Transcribe all of the material exactly. Any picture in it should be left out.

++++++++++++++++++++

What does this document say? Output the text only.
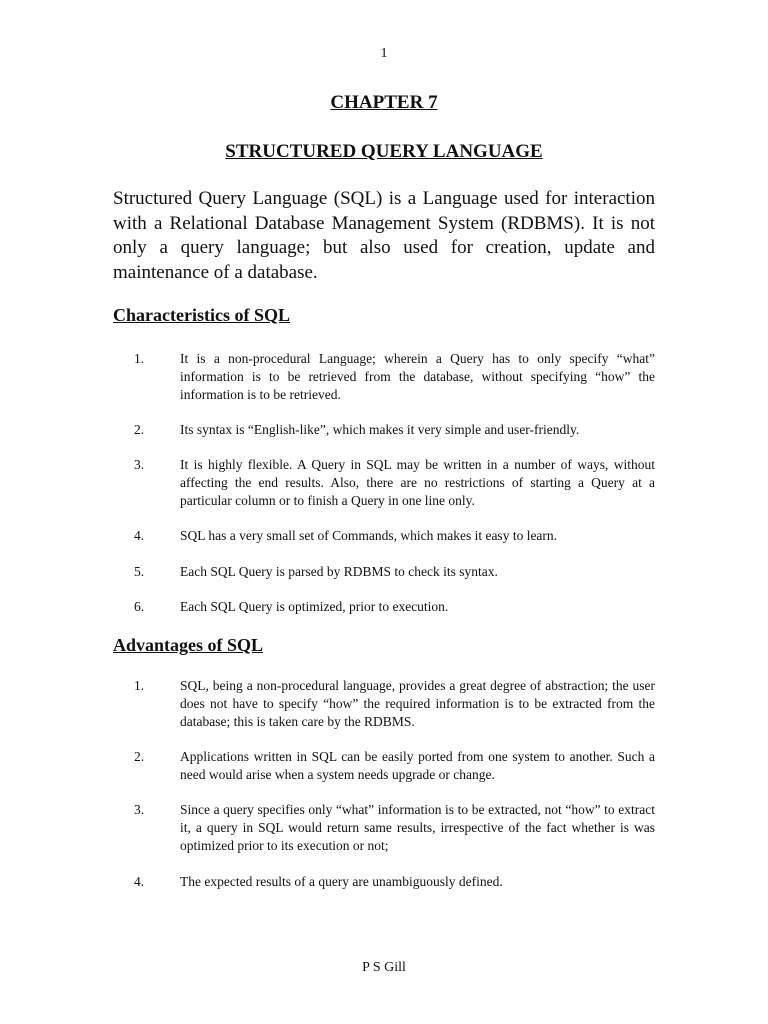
1
CHAPTER 7
STRUCTURED QUERY LANGUAGE

Structured Query Language (SQL) is a Language used for interaction with a Relational Database Management System (RDBMS). It is not only a query language; but also used for creation, update and maintenance of a database.

Characteristics of SQL
1.	It is a non-procedural Language; wherein a Query has to only specify “what” information is to be retrieved from the database, without specifying “how” the information is to be retrieved.
2.	Its syntax is “English-like”, which makes it very simple and user-friendly.
3.	It is highly flexible. A Query in SQL may be written in a number of ways, without affecting the end results. Also, there are no restrictions of starting a Query at a particular column or to finish a Query in one line only.
4.	SQL has a very small set of Commands, which makes it easy to learn.
5.	Each SQL Query is parsed by RDBMS to check its syntax.
6.	Each SQL Query is optimized, prior to execution.
Advantages of SQL
1.	SQL, being a non-procedural language, provides a great degree of abstraction; the user does not have to specify “how” the required information is to be extracted from the database; this is taken care by the RDBMS.
2.	Applications written in SQL can be easily ported from one system to another. Such a need would arise when a system needs upgrade or change.
3.	Since a query specifies only “what” information is to be extracted, not “how” to extract it, a query in SQL would return same results, irrespective of the fact whether is was optimized prior to its execution or not;
4.	The expected results of a query are unambiguously defined.
P S Gill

++++++++++++++++++++

### Solved exercise
What does this document say? Output the text only.
1
CHAPTER 7
STRUCTURED QUERY LANGUAGE

Structured Query Language (SQL) is a Language used for interaction with a Relational Database Management System (RDBMS). It is not only a query language; but also used for creation, update and maintenance of a database.

Characteristics of SQL
1.	It is a non-procedural Language; wherein a Query has to only specify “what” information is to be retrieved from the database, without specifying “how” the information is to be retrieved.
2.	Its syntax is “English-like”, which makes it very simple and user-friendly.
3.	It is highly flexible. A Query in SQL may be written in a number of ways, without affecting the end results. Also, there are no restrictions of starting a Query at a particular column or to finish a Query in one line only.
4.	SQL has a very small set of Commands, which makes it easy to learn.
5.	Each SQL Query is parsed by RDBMS to check its syntax.
6.	Each SQL Query is optimized, prior to execution.
Advantages of SQL
1.	SQL, being a non-procedural language, provides a great degree of abstraction; the user does not have to specify “how” the required information is to be extracted from the database; this is taken care by the RDBMS.
2.	Applications written in SQL can be easily ported from one system to another. Such a need would arise when a system needs upgrade or change.
3.	Since a query specifies only “what” information is to be extracted, not “how” to extract it, a query in SQL would return same results, irrespective of the fact whether is was optimized prior to its execution or not;
4.	The expected results of a query are unambiguously defined.
P S Gill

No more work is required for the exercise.